= Aim of the exercise =
Select the lines of the records containing the word "xlabel" and list them.

-- Source material start --

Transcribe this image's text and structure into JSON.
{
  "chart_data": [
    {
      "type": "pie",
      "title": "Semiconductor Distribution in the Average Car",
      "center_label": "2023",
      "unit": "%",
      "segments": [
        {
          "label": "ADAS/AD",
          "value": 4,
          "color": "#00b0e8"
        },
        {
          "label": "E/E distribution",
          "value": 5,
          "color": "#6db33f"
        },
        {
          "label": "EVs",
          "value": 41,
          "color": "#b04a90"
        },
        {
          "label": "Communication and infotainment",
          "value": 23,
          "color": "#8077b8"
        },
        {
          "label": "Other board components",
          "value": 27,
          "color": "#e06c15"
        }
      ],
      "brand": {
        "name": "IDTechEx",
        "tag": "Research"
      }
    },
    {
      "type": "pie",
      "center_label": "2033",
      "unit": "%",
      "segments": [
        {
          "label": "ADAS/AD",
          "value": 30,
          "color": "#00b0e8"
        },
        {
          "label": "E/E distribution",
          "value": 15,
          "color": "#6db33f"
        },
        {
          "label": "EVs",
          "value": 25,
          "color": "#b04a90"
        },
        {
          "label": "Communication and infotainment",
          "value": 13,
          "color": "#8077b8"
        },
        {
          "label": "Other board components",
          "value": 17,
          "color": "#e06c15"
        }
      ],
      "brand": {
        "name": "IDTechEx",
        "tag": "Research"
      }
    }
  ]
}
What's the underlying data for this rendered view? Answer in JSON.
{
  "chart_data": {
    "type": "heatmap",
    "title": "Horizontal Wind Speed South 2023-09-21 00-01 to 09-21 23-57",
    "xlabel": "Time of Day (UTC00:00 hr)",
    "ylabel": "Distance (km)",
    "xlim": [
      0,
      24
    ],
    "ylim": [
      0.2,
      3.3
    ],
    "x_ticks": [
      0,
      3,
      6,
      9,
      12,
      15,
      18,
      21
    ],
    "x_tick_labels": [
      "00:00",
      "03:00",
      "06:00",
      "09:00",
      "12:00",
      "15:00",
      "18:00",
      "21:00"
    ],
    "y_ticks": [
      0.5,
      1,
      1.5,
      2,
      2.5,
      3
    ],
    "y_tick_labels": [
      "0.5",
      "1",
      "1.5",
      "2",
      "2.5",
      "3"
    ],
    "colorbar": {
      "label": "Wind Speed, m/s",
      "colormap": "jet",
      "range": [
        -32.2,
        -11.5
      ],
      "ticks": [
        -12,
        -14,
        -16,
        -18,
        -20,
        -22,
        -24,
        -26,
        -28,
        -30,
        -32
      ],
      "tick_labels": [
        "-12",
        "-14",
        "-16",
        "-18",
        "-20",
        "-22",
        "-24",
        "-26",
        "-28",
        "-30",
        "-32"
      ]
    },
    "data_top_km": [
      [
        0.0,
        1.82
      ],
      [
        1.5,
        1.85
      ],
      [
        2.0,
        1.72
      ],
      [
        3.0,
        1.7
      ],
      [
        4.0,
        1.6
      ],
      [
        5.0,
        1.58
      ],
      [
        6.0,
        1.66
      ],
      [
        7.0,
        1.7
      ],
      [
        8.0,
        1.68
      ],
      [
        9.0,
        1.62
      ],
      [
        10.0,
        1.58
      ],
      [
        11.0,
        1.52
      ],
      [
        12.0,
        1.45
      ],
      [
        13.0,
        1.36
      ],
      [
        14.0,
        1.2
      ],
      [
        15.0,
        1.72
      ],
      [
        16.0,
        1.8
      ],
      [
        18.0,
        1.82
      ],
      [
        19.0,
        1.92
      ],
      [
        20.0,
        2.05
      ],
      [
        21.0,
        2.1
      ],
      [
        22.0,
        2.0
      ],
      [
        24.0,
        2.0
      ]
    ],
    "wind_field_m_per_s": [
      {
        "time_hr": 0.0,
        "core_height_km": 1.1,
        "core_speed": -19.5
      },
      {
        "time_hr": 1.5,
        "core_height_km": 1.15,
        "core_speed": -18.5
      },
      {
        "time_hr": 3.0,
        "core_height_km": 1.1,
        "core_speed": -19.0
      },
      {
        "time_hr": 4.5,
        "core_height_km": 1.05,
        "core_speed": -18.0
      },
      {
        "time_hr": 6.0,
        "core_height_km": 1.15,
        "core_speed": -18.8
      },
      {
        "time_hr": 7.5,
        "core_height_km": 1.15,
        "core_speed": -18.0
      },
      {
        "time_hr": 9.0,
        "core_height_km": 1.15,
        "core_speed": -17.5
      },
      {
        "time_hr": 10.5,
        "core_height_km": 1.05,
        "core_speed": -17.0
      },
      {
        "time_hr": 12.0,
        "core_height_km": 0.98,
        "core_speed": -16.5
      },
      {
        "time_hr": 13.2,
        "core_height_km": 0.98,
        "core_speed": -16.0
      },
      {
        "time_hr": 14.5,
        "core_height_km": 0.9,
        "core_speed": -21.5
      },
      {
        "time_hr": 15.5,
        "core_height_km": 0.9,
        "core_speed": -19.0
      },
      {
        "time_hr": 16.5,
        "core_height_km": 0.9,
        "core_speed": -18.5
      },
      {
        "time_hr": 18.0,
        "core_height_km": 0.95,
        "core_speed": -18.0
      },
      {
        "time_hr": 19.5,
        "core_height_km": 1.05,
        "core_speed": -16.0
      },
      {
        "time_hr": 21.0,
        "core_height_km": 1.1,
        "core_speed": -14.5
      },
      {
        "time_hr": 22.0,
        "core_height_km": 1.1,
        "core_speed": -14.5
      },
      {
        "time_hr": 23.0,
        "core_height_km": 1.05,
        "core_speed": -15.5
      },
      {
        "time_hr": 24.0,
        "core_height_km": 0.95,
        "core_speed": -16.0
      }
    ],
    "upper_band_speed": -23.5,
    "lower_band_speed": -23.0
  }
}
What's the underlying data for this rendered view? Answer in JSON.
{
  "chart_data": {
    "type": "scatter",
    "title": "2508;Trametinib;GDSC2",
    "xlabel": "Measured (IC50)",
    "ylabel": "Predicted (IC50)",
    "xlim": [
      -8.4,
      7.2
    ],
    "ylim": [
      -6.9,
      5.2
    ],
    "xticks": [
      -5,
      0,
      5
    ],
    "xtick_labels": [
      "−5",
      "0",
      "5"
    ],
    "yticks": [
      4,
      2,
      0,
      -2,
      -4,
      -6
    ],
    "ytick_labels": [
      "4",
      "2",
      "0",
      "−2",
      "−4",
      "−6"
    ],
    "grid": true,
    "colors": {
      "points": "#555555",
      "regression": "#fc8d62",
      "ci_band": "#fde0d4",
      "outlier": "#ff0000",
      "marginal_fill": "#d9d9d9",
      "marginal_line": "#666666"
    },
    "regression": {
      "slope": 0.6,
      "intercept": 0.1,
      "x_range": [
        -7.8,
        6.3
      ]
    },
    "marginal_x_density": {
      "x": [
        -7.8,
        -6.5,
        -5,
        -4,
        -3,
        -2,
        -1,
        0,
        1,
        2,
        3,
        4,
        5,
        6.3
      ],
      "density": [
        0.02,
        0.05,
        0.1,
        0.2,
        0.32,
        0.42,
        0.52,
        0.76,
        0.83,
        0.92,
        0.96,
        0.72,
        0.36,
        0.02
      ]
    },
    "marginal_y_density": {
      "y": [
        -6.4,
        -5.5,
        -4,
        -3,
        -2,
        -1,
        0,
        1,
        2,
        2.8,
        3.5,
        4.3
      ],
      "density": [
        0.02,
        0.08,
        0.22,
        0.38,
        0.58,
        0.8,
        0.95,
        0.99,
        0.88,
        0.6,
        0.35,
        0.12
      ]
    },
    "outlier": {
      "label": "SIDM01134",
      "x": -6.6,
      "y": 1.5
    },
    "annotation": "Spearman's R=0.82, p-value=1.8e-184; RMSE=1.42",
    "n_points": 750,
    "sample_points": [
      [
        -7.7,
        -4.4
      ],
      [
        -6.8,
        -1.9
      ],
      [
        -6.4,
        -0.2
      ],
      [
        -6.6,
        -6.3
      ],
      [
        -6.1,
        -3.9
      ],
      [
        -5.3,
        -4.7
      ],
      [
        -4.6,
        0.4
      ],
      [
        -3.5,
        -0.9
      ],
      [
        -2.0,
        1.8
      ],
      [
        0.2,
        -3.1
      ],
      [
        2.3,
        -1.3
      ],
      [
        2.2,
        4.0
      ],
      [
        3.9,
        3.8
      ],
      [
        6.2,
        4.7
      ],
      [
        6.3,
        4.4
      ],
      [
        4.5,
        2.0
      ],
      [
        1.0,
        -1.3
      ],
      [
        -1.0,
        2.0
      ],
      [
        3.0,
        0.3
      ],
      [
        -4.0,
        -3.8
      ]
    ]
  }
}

-- Source material end --

= Full answer =
    "xlabel": "Time of Day (UTC00:00 hr)",
    "xlabel": "Measured (IC50)",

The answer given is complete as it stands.